## Written request
Lines containing the word "Street" are to be located and copied.

Extracted data entries
——
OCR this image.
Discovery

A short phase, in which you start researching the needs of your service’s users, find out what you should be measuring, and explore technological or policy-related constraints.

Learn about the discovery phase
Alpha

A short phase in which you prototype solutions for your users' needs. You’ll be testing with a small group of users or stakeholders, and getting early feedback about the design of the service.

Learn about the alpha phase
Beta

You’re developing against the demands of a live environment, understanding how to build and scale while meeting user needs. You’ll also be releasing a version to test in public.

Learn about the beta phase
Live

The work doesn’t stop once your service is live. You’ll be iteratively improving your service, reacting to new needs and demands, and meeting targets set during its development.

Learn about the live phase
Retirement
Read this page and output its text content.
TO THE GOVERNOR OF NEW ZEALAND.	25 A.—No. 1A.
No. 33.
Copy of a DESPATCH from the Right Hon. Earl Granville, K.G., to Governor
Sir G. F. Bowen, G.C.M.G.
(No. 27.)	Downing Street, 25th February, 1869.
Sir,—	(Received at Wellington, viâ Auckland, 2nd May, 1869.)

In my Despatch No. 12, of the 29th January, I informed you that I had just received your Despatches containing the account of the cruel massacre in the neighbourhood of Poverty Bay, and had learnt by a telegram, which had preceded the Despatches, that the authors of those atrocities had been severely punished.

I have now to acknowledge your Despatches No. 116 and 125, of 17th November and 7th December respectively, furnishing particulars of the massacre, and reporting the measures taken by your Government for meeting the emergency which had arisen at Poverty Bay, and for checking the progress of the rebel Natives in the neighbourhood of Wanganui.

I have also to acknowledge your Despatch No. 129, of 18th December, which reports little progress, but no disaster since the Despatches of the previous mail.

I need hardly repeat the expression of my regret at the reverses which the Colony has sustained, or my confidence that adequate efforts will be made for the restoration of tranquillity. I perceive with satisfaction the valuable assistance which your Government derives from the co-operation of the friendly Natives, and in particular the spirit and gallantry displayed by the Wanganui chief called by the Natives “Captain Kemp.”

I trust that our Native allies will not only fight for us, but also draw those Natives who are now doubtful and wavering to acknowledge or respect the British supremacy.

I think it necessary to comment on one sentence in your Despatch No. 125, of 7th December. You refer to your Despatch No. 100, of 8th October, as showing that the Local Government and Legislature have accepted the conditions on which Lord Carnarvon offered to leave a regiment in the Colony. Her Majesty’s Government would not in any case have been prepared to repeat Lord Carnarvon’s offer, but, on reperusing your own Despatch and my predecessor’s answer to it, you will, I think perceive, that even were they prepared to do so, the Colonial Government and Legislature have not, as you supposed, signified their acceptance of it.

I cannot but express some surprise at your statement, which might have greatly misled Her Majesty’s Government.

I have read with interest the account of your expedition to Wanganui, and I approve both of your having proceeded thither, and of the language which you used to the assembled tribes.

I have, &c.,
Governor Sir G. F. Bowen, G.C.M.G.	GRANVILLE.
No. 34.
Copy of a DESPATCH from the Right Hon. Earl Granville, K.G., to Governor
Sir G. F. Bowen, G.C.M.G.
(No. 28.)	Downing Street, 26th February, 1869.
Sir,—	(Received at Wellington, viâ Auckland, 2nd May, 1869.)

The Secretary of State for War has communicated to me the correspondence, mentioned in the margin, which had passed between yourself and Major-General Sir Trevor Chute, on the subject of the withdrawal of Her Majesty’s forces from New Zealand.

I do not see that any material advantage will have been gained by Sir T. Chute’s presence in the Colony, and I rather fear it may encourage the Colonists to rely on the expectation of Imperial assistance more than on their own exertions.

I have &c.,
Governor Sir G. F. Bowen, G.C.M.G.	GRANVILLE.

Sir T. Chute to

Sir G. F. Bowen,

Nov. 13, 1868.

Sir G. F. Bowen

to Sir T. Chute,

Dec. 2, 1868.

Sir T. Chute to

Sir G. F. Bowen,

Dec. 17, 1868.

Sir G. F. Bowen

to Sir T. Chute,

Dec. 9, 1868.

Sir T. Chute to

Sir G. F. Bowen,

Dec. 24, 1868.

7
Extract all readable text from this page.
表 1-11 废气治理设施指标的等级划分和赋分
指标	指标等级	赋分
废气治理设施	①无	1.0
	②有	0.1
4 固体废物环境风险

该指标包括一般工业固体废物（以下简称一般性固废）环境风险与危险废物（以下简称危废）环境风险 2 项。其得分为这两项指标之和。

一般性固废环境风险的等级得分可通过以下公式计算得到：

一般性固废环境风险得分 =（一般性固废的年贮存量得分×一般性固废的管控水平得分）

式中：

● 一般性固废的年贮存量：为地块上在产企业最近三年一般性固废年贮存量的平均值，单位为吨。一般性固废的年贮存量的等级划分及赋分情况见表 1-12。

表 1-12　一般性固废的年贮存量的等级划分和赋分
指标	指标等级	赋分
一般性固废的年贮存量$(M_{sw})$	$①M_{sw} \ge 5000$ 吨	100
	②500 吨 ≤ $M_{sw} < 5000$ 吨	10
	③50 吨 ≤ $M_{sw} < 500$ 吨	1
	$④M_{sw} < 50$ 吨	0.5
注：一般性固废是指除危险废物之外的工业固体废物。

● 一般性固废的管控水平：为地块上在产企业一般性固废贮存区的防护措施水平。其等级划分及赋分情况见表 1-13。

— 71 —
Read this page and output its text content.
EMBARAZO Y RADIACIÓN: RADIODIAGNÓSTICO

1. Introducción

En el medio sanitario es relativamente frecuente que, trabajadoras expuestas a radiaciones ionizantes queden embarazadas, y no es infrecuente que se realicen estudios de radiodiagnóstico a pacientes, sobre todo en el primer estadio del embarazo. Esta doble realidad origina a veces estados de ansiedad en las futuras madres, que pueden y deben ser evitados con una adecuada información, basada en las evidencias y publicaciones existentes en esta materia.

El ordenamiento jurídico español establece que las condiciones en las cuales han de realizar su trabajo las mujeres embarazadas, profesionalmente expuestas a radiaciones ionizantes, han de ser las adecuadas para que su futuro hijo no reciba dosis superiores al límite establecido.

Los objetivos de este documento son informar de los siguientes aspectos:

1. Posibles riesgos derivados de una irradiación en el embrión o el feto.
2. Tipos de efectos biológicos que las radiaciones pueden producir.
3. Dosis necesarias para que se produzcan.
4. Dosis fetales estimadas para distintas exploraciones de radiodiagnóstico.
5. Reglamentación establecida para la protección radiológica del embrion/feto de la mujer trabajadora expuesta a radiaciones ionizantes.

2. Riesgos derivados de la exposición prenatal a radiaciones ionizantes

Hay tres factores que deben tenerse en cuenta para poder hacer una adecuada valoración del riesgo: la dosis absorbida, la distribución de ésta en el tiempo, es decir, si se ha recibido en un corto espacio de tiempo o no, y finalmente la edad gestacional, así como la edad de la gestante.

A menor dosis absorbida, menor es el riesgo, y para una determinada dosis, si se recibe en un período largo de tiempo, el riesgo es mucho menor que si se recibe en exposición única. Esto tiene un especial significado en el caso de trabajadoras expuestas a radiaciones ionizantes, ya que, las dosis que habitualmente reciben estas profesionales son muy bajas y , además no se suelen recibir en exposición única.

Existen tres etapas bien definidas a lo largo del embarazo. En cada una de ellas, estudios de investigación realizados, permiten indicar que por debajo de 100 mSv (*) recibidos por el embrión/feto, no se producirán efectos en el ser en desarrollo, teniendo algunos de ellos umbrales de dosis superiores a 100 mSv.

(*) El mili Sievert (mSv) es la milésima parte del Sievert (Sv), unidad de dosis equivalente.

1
——
## Correct output
(No. 27.)	Downing Street, 25th February, 1869.
(No. 28.)	Downing Street, 26th February, 1869.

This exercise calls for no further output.